Repeat the material in full. Keep every line exactly as it is.

--------------------------------

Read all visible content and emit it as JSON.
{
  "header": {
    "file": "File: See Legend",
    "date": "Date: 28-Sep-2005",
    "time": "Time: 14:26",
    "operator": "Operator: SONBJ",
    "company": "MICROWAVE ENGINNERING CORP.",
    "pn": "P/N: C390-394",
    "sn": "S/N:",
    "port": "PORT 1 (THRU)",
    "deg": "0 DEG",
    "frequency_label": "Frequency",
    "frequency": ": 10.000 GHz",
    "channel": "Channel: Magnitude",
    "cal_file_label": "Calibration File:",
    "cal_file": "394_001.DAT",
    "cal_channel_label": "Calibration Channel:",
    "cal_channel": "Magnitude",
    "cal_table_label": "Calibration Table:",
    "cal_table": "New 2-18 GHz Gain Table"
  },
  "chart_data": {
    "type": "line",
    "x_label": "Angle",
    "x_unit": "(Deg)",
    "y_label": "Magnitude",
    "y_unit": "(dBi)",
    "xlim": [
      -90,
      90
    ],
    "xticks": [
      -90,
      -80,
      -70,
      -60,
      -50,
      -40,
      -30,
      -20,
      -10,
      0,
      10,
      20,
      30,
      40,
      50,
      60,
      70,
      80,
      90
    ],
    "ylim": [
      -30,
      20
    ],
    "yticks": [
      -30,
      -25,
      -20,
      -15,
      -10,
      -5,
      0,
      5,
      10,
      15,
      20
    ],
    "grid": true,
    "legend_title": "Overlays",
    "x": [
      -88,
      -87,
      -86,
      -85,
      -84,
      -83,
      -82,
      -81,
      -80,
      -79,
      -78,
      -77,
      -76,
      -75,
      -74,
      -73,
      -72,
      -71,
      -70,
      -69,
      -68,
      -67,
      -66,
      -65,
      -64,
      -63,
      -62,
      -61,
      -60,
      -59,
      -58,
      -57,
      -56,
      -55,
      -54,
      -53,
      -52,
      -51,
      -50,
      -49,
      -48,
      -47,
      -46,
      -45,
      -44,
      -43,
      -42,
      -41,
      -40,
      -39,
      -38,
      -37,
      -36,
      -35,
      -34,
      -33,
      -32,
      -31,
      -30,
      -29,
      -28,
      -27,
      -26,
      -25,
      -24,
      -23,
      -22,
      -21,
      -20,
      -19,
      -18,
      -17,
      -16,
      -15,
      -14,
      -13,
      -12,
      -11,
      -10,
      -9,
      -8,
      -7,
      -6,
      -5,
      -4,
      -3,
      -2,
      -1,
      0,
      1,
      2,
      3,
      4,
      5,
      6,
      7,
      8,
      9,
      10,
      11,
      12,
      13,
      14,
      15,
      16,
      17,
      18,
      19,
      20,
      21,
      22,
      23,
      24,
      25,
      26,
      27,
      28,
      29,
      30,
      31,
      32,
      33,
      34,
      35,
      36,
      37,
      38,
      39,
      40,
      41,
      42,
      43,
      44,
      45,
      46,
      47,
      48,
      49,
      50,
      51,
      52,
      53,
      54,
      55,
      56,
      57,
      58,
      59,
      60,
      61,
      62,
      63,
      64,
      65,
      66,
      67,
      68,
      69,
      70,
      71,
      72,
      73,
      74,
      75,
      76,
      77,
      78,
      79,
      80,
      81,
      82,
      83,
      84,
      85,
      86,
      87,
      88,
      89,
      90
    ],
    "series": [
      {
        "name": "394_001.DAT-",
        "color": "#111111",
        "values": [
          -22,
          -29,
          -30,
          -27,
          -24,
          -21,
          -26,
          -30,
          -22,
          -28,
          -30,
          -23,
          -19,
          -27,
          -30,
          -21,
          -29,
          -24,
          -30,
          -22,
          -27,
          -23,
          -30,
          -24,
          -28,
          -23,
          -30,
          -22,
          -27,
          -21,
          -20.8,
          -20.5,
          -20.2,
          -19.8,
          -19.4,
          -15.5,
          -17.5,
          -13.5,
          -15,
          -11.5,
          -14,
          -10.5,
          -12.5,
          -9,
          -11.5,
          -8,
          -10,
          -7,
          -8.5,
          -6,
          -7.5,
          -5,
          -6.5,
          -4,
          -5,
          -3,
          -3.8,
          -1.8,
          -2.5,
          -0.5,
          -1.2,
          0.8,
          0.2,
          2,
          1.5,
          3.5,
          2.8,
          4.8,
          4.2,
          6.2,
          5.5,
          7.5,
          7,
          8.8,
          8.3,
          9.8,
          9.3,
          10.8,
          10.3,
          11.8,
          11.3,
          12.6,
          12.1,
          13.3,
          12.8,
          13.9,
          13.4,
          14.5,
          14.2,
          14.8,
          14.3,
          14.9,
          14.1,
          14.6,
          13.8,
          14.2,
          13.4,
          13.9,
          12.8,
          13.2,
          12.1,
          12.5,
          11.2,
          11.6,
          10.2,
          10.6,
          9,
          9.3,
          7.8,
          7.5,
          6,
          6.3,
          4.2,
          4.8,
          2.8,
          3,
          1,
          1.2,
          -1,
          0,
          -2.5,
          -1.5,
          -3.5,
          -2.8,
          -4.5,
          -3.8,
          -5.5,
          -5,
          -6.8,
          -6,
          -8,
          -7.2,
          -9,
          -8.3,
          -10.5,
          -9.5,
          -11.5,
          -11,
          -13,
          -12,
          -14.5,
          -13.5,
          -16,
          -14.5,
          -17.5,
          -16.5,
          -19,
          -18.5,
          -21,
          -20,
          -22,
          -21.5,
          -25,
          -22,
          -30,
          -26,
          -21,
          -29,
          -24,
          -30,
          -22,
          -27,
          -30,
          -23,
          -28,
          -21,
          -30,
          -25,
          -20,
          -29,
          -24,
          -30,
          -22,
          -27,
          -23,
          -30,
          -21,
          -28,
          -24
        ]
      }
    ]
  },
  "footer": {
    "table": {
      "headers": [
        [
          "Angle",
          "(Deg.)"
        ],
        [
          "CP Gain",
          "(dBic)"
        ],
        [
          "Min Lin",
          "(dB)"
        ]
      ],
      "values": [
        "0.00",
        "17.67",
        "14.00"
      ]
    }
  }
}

--------------------------------

TASK RESPONSE.
Read all visible content and emit it as JSON.
{
  "header": {
    "file": "File: See Legend",
    "date": "Date: 28-Sep-2005",
    "time": "Time: 14:26",
    "operator": "Operator: SONBJ",
    "company": "MICROWAVE ENGINNERING CORP.",
    "pn": "P/N: C390-394",
    "sn": "S/N:",
    "port": "PORT 1 (THRU)",
    "deg": "0 DEG",
    "frequency_label": "Frequency",
    "frequency": ": 10.000 GHz",
    "channel": "Channel: Magnitude",
    "cal_file_label": "Calibration File:",
    "cal_file": "394_001.DAT",
    "cal_channel_label": "Calibration Channel:",
    "cal_channel": "Magnitude",
    "cal_table_label": "Calibration Table:",
    "cal_table": "New 2-18 GHz Gain Table"
  },
  "chart_data": {
    "type": "line",
    "x_label": "Angle",
    "x_unit": "(Deg)",
    "y_label": "Magnitude",
    "y_unit": "(dBi)",
    "xlim": [
      -90,
      90
    ],
    "xticks": [
      -90,
      -80,
      -70,
      -60,
      -50,
      -40,
      -30,
      -20,
      -10,
      0,
      10,
      20,
      30,
      40,
      50,
      60,
      70,
      80,
      90
    ],
    "ylim": [
      -30,
      20
    ],
    "yticks": [
      -30,
      -25,
      -20,
      -15,
      -10,
      -5,
      0,
      5,
      10,
      15,
      20
    ],
    "grid": true,
    "legend_title": "Overlays",
    "x": [
      -88,
      -87,
      -86,
      -85,
      -84,
      -83,
      -82,
      -81,
      -80,
      -79,
      -78,
      -77,
      -76,
      -75,
      -74,
      -73,
      -72,
      -71,
      -70,
      -69,
      -68,
      -67,
      -66,
      -65,
      -64,
      -63,
      -62,
      -61,
      -60,
      -59,
      -58,
      -57,
      -56,
      -55,
      -54,
      -53,
      -52,
      -51,
      -50,
      -49,
      -48,
      -47,
      -46,
      -45,
      -44,
      -43,
      -42,
      -41,
      -40,
      -39,
      -38,
      -37,
      -36,
      -35,
      -34,
      -33,
      -32,
      -31,
      -30,
      -29,
      -28,
      -27,
      -26,
      -25,
      -24,
      -23,
      -22,
      -21,
      -20,
      -19,
      -18,
      -17,
      -16,
      -15,
      -14,
      -13,
      -12,
      -11,
      -10,
      -9,
      -8,
      -7,
      -6,
      -5,
      -4,
      -3,
      -2,
      -1,
      0,
      1,
      2,
      3,
      4,
      5,
      6,
      7,
      8,
      9,
      10,
      11,
      12,
      13,
      14,
      15,
      16,
      17,
      18,
      19,
      20,
      21,
      22,
      23,
      24,
      25,
      26,
      27,
      28,
      29,
      30,
      31,
      32,
      33,
      34,
      35,
      36,
      37,
      38,
      39,
      40,
      41,
      42,
      43,
      44,
      45,
      46,
      47,
      48,
      49,
      50,
      51,
      52,
      53,
      54,
      55,
      56,
      57,
      58,
      59,
      60,
      61,
      62,
      63,
      64,
      65,
      66,
      67,
      68,
      69,
      70,
      71,
      72,
      73,
      74,
      75,
      76,
      77,
      78,
      79,
      80,
      81,
      82,
      83,
      84,
      85,
      86,
      87,
      88,
      89,
      90
    ],
    "series": [
      {
        "name": "394_001.DAT-",
        "color": "#111111",
        "values": [
          -22,
          -29,
          -30,
          -27,
          -24,
          -21,
          -26,
          -30,
          -22,
          -28,
          -30,
          -23,
          -19,
          -27,
          -30,
          -21,
          -29,
          -24,
          -30,
          -22,
          -27,
          -23,
          -30,
          -24,
          -28,
          -23,
          -30,
          -22,
          -27,
          -21,
          -20.8,
          -20.5,
          -20.2,
          -19.8,
          -19.4,
          -15.5,
          -17.5,
          -13.5,
          -15,
          -11.5,
          -14,
          -10.5,
          -12.5,
          -9,
          -11.5,
          -8,
          -10,
          -7,
          -8.5,
          -6,
          -7.5,
          -5,
          -6.5,
          -4,
          -5,
          -3,
          -3.8,
          -1.8,
          -2.5,
          -0.5,
          -1.2,
          0.8,
          0.2,
          2,
          1.5,
          3.5,
          2.8,
          4.8,
          4.2,
          6.2,
          5.5,
          7.5,
          7,
          8.8,
          8.3,
          9.8,
          9.3,
          10.8,
          10.3,
          11.8,
          11.3,
          12.6,
          12.1,
          13.3,
          12.8,
          13.9,
          13.4,
          14.5,
          14.2,
          14.8,
          14.3,
          14.9,
          14.1,
          14.6,
          13.8,
          14.2,
          13.4,
          13.9,
          12.8,
          13.2,
          12.1,
          12.5,
          11.2,
          11.6,
          10.2,
          10.6,
          9,
          9.3,
          7.8,
          7.5,
          6,
          6.3,
          4.2,
          4.8,
          2.8,
          3,
          1,
          1.2,
          -1,
          0,
          -2.5,
          -1.5,
          -3.5,
          -2.8,
          -4.5,
          -3.8,
          -5.5,
          -5,
          -6.8,
          -6,
          -8,
          -7.2,
          -9,
          -8.3,
          -10.5,
          -9.5,
          -11.5,
          -11,
          -13,
          -12,
          -14.5,
          -13.5,
          -16,
          -14.5,
          -17.5,
          -16.5,
          -19,
          -18.5,
          -21,
          -20,
          -22,
          -21.5,
          -25,
          -22,
          -30,
          -26,
          -21,
          -29,
          -24,
          -30,
          -22,
          -27,
          -30,
          -23,
          -28,
          -21,
          -30,
          -25,
          -20,
          -29,
          -24,
          -30,
          -22,
          -27,
          -23,
          -30,
          -21,
          -28,
          -24
        ]
      }
    ]
  },
  "footer": {
    "table": {
      "headers": [
        [
          "Angle",
          "(Deg.)"
        ],
        [
          "CP Gain",
          "(dBic)"
        ],
        [
          "Min Lin",
          "(dB)"
        ]
      ],
      "values": [
        "0.00",
        "17.67",
        "14.00"
      ]
    }
  }
}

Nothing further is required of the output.